*Exercise goal:* State the number of lines that contain "Okrugli", with no other text.

*Stored rows:*
## begin

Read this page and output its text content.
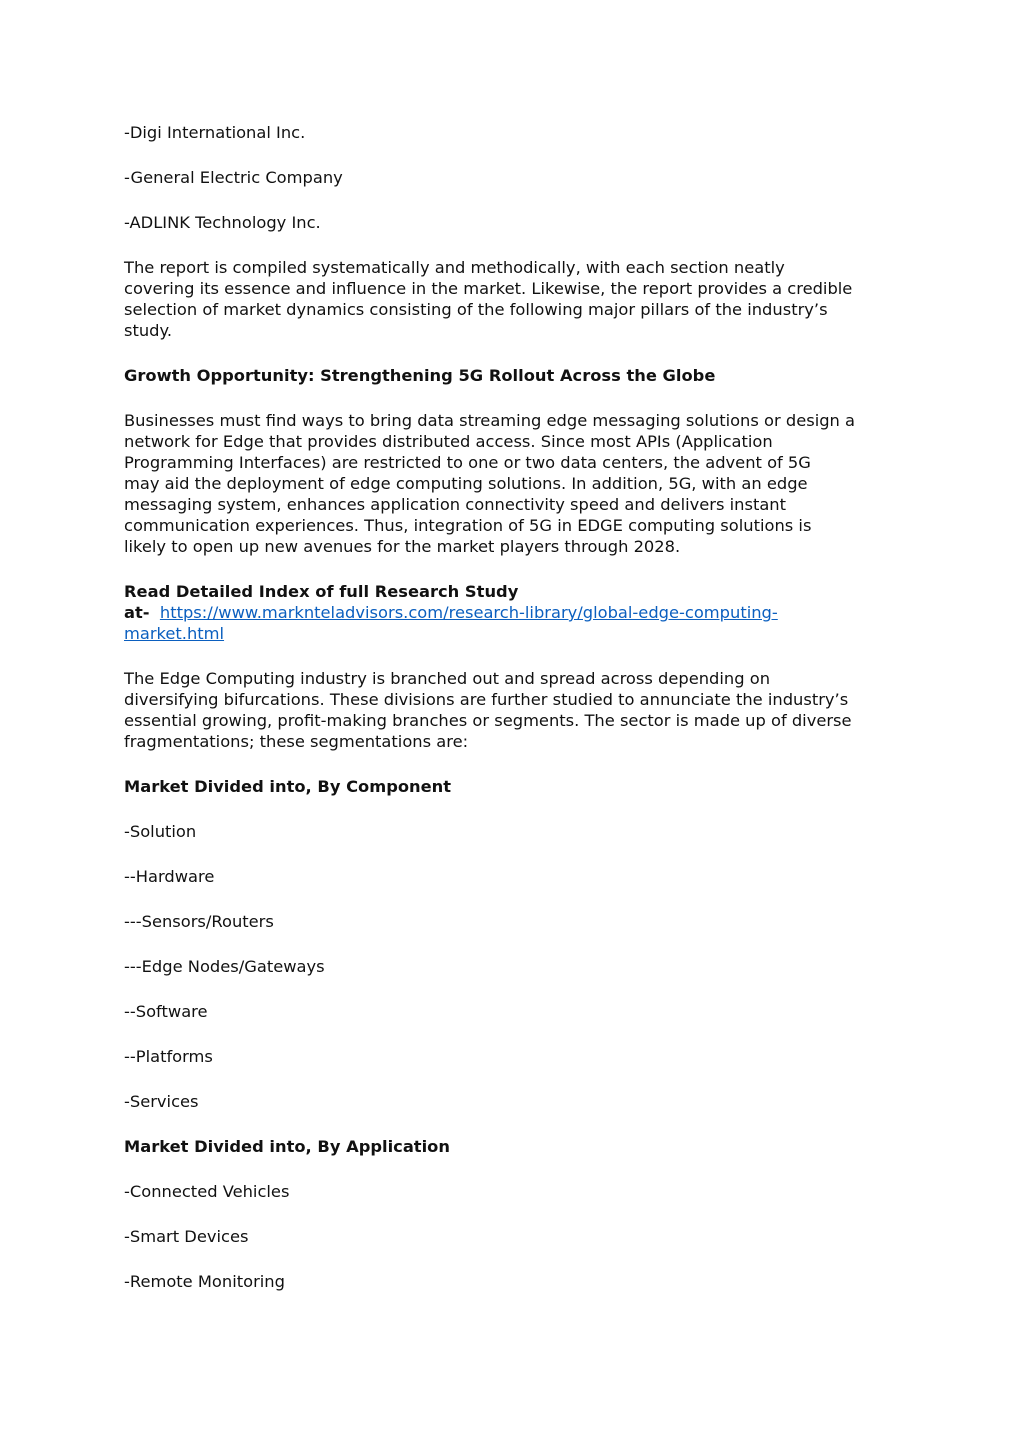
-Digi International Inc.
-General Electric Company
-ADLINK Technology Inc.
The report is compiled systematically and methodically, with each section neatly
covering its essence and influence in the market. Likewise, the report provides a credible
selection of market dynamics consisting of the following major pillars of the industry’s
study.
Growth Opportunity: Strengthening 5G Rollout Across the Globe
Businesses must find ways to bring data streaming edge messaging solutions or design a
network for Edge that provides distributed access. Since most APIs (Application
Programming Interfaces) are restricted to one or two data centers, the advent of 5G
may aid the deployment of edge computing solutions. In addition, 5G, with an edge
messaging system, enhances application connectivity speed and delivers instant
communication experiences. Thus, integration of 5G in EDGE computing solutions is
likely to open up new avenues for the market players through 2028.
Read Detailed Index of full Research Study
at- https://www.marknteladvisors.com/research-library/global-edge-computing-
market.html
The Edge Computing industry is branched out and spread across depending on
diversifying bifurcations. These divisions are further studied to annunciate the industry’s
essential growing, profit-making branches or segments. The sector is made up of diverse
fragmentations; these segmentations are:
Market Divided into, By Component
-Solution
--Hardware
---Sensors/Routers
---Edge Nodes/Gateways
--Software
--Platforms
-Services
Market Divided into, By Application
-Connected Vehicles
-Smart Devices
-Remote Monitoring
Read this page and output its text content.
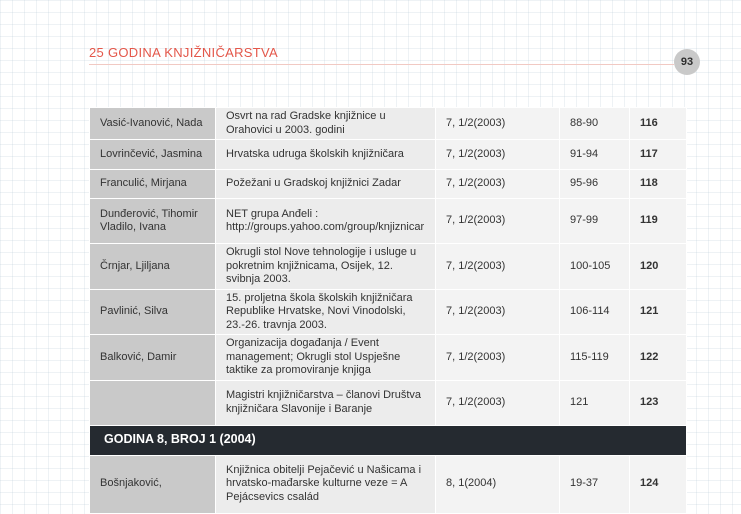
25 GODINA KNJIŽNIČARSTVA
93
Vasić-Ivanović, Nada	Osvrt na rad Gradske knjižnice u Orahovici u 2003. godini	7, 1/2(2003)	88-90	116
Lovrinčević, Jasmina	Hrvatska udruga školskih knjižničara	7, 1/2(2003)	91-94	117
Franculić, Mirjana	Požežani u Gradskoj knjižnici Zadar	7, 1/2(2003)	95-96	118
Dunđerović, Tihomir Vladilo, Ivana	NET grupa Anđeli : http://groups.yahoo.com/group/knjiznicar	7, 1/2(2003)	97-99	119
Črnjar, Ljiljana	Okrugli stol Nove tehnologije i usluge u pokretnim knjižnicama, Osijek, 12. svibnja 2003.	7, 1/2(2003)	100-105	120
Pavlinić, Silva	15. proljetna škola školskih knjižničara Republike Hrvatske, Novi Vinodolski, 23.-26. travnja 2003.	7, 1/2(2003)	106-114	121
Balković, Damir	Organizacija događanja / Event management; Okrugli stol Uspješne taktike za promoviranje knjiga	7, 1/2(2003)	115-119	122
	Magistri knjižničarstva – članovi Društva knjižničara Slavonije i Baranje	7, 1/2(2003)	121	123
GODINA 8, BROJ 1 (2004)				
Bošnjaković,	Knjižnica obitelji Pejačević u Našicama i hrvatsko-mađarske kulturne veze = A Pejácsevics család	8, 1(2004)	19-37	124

## end

*Expected output:* 2